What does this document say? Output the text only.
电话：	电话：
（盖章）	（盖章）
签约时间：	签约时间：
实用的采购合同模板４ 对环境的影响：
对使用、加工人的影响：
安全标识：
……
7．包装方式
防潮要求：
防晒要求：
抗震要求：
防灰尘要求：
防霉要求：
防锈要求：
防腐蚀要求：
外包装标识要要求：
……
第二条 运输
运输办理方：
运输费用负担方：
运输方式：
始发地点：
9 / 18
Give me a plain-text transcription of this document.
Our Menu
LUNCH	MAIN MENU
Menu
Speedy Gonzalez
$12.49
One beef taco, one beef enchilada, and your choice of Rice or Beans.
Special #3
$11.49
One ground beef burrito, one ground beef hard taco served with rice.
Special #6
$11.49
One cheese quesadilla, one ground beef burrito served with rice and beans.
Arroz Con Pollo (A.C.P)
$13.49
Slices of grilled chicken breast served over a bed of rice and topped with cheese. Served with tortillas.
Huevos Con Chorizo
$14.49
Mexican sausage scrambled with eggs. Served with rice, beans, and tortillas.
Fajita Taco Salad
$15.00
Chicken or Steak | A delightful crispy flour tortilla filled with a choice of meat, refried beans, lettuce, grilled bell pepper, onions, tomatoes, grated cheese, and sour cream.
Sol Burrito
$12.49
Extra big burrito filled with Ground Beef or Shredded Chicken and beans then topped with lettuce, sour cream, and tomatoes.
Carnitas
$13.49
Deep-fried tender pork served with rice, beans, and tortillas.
------------------------------------
Problem to solve ::
Find the number of lines in which the word "filled" occurs, and write nothing but that number.

Expected answer ::
2